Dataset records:
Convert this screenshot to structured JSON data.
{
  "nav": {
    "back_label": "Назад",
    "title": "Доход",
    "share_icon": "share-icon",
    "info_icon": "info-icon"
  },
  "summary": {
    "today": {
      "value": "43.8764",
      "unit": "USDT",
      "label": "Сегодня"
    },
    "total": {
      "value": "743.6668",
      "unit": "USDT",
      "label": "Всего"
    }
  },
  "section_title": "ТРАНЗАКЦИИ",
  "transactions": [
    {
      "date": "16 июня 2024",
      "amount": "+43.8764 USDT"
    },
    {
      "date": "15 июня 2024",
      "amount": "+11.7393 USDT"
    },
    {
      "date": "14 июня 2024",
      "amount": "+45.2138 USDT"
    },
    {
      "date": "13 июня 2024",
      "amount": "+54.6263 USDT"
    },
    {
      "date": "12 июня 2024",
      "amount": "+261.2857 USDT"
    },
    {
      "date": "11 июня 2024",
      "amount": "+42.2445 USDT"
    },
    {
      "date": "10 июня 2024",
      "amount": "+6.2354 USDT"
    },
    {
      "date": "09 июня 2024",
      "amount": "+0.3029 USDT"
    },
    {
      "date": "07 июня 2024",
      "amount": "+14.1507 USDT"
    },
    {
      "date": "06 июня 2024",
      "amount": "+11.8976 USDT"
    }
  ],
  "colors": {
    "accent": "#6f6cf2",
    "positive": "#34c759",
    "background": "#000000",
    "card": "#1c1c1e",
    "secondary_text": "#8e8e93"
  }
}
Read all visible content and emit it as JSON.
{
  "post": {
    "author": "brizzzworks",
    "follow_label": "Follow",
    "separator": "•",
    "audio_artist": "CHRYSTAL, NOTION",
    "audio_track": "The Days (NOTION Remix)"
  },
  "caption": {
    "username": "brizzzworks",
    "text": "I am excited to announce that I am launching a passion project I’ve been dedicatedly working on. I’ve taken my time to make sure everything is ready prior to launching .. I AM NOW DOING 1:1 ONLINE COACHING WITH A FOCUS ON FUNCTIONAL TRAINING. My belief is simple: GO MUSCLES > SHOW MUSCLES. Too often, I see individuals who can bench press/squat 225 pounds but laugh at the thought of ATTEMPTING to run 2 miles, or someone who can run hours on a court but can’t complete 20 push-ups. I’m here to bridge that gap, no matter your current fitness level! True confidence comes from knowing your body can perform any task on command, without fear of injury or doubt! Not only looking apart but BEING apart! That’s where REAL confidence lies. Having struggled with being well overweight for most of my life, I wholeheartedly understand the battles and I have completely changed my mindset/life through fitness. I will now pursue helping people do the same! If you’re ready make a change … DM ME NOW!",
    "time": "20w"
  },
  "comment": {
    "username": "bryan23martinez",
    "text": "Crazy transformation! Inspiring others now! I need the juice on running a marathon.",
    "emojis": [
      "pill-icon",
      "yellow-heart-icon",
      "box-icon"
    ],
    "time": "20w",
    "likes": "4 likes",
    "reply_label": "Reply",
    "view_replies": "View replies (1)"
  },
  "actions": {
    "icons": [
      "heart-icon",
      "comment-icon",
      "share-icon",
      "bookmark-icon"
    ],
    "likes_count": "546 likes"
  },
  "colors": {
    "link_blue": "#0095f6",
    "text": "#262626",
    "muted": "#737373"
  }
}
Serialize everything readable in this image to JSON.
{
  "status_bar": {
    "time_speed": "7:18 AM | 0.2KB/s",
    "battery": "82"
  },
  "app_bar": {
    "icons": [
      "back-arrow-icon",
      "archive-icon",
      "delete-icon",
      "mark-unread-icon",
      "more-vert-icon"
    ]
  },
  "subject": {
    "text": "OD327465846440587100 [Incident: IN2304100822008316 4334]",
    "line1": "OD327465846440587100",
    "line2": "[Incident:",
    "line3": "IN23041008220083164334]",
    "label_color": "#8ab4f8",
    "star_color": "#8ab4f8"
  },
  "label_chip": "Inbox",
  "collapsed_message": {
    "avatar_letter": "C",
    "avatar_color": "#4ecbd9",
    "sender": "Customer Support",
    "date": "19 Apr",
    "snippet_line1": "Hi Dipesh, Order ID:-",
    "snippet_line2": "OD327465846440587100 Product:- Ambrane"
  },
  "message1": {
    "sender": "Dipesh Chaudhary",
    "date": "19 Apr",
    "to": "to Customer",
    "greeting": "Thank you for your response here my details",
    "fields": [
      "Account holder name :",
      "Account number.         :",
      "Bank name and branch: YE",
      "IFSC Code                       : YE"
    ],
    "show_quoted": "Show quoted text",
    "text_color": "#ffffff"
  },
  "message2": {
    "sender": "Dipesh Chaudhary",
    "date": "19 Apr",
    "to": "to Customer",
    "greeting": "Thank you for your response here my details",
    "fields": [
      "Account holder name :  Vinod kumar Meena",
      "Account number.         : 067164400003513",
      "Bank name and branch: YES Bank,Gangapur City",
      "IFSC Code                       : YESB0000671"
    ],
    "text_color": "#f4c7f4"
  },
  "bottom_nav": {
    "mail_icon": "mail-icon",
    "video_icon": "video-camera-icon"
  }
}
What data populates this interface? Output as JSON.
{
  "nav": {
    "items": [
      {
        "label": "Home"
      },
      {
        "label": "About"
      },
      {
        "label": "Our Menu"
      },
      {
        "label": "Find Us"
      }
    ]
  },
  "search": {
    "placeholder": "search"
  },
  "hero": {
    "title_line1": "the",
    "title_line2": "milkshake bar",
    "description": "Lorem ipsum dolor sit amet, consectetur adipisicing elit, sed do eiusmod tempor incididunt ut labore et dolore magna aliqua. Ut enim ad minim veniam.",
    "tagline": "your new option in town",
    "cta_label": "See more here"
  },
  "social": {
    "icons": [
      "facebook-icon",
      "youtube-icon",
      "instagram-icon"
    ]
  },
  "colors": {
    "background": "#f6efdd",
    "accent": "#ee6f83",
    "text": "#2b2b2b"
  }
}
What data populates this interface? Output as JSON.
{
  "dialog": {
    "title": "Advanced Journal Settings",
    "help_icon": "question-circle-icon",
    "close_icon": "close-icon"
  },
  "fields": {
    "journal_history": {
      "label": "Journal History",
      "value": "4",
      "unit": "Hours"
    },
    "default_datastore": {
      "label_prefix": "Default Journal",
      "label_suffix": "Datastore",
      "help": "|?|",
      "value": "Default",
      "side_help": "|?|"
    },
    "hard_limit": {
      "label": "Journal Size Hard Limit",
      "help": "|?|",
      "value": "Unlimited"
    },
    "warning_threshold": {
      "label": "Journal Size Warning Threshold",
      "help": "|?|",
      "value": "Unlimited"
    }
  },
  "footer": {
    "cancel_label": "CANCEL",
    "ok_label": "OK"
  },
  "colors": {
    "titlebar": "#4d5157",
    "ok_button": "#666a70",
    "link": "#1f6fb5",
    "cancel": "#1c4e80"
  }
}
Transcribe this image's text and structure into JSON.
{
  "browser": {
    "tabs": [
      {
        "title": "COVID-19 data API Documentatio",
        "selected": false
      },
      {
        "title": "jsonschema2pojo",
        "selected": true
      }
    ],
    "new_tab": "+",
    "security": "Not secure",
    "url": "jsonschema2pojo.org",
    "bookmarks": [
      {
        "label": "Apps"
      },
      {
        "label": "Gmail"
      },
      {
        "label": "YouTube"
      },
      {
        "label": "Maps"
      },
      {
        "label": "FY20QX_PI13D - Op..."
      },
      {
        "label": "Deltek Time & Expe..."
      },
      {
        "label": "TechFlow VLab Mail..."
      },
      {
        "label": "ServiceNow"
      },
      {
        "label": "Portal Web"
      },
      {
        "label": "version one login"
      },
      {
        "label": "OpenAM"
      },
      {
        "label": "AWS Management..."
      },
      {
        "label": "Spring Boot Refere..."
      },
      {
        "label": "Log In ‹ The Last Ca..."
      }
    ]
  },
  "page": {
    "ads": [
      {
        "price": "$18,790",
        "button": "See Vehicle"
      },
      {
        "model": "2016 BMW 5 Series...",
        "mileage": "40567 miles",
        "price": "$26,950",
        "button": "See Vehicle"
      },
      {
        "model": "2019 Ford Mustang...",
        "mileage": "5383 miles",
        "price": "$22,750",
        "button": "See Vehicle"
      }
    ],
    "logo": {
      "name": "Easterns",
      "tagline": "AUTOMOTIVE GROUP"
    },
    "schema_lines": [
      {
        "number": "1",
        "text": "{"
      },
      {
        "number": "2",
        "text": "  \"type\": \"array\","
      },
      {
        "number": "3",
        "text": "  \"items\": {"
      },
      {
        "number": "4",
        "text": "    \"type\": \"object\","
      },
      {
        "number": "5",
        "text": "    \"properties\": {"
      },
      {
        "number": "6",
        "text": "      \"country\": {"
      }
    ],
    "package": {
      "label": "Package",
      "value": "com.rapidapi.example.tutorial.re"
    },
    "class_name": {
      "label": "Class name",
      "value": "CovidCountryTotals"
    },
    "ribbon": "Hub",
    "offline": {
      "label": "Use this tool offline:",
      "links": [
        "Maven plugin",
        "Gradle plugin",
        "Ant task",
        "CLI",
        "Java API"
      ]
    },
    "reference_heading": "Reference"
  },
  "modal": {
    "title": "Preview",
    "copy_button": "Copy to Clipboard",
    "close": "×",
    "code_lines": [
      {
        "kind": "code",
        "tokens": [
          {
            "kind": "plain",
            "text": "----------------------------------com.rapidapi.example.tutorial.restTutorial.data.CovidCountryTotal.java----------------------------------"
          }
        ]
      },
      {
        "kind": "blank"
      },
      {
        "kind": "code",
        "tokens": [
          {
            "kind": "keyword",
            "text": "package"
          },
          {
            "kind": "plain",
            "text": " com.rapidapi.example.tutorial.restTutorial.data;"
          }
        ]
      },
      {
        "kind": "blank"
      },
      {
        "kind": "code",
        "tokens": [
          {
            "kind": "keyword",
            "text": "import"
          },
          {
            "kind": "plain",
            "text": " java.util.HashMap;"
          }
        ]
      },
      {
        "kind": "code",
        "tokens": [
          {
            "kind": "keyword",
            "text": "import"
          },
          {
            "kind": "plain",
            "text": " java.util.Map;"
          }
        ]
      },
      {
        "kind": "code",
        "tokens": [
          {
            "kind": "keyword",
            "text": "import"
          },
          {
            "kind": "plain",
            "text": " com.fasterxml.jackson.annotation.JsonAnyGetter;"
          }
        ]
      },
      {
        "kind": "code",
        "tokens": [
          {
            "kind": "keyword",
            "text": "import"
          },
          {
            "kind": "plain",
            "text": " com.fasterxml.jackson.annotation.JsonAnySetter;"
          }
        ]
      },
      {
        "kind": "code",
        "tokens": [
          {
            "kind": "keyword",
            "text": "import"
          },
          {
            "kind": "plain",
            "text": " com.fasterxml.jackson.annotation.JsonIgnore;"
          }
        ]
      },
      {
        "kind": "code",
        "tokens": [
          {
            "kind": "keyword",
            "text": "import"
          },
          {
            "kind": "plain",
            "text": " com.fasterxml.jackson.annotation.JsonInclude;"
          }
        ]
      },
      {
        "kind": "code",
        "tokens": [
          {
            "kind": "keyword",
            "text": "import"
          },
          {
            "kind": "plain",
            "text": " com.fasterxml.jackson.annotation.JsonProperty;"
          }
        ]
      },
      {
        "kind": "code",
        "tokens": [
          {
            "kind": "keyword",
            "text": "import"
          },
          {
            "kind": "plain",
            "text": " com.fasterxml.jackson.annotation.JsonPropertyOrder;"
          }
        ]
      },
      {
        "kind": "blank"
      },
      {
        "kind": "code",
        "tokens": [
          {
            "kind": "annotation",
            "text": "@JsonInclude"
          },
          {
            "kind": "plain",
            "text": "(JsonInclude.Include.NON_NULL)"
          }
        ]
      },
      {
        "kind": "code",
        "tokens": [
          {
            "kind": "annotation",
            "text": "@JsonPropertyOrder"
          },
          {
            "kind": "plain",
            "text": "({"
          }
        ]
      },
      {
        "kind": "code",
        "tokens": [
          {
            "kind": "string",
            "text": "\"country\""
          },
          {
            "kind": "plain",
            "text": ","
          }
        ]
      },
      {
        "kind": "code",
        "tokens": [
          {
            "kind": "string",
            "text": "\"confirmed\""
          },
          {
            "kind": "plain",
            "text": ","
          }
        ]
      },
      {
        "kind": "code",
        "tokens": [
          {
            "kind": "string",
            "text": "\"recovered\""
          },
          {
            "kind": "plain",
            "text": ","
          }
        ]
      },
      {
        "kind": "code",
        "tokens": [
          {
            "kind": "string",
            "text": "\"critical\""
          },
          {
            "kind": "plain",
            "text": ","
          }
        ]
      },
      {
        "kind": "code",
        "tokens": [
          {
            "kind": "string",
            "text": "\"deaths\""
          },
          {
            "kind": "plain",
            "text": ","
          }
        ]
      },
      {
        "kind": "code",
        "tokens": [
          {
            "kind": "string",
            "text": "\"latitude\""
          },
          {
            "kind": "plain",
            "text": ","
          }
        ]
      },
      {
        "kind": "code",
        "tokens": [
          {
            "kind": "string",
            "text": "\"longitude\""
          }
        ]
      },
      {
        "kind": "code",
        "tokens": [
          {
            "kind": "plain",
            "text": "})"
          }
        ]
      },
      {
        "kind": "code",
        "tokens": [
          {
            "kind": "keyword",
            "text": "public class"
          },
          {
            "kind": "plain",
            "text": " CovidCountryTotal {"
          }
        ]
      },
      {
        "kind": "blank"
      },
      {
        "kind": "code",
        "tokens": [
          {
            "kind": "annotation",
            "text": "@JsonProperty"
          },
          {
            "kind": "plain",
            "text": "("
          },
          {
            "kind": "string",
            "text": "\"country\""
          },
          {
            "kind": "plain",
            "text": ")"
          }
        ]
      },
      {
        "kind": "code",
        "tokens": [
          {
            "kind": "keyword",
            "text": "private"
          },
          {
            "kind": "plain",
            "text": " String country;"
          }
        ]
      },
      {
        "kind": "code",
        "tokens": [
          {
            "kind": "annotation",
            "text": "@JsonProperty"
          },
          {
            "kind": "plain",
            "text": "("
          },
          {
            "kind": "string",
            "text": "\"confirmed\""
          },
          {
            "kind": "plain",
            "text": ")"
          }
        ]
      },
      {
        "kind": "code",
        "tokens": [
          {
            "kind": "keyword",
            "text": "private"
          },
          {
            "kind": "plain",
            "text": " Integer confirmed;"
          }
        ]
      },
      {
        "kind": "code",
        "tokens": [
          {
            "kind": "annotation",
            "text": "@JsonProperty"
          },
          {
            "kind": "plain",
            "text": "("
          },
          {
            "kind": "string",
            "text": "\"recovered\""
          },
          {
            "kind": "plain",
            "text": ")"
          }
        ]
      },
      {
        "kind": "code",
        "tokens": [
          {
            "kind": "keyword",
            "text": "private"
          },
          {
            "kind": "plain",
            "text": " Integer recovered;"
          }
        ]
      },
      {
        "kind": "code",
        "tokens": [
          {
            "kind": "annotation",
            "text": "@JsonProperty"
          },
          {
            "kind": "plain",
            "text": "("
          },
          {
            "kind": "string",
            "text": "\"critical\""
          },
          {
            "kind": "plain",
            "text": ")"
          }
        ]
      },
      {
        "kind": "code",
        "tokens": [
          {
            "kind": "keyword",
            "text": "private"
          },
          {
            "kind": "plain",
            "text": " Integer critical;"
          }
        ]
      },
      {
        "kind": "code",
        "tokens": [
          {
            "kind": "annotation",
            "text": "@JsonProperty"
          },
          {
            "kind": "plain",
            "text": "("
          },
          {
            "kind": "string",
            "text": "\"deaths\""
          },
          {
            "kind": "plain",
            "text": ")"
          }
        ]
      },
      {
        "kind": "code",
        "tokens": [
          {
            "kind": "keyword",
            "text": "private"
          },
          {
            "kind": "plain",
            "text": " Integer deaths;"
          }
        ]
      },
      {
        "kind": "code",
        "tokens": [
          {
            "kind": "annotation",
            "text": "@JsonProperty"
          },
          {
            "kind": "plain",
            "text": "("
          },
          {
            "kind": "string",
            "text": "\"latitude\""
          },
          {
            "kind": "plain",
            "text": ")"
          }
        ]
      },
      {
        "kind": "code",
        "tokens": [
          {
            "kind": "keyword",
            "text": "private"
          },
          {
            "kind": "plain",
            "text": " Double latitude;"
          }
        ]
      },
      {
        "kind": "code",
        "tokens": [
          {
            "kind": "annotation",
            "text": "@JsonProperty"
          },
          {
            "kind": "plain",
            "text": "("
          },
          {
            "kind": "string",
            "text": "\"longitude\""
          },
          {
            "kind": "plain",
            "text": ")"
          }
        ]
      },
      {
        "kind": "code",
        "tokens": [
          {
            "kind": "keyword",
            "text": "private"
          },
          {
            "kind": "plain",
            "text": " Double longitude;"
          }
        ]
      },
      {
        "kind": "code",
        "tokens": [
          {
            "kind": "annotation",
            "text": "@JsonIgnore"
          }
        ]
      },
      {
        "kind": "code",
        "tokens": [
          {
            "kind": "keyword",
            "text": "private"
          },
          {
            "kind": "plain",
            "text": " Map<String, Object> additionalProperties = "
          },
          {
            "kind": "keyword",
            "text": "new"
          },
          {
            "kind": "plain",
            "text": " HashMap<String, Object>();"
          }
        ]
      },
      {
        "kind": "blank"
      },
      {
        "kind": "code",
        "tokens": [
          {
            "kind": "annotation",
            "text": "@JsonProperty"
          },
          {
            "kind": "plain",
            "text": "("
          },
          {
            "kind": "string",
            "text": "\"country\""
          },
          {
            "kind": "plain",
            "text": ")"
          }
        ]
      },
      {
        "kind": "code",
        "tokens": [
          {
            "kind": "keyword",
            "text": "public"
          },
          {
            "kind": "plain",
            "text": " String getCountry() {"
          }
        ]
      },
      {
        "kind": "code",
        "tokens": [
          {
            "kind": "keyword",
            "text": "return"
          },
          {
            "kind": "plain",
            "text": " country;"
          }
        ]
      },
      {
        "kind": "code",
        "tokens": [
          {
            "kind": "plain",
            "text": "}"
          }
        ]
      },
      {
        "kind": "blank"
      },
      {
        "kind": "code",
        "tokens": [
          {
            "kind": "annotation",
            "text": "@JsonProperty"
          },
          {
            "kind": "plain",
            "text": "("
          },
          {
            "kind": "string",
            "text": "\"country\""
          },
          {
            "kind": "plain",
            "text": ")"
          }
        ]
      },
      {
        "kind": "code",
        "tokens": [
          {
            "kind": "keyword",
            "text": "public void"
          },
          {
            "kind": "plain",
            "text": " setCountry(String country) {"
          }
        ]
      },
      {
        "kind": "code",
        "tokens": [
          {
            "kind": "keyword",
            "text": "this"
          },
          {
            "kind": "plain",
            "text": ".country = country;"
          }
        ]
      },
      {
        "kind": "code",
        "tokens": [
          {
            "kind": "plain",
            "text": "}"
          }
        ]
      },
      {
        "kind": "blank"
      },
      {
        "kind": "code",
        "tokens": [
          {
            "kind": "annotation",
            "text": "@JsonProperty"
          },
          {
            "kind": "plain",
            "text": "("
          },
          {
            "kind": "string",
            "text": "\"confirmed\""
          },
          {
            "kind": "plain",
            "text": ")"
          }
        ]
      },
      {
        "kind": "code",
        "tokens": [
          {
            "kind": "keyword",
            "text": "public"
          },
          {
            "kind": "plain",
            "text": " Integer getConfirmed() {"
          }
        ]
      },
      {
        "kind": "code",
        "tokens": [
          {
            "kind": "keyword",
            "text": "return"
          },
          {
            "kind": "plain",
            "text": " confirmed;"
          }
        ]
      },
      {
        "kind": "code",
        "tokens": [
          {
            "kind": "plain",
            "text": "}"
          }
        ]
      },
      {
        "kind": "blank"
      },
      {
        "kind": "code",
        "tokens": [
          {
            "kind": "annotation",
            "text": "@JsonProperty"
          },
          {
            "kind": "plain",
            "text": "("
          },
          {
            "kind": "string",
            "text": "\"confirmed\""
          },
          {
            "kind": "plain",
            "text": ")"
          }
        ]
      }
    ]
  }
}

_EXERCISE PROMPT:_
Report the number of lines in the listing above that include the word "USDT", and nothing else.

_THE COMPLETED TASK:_
12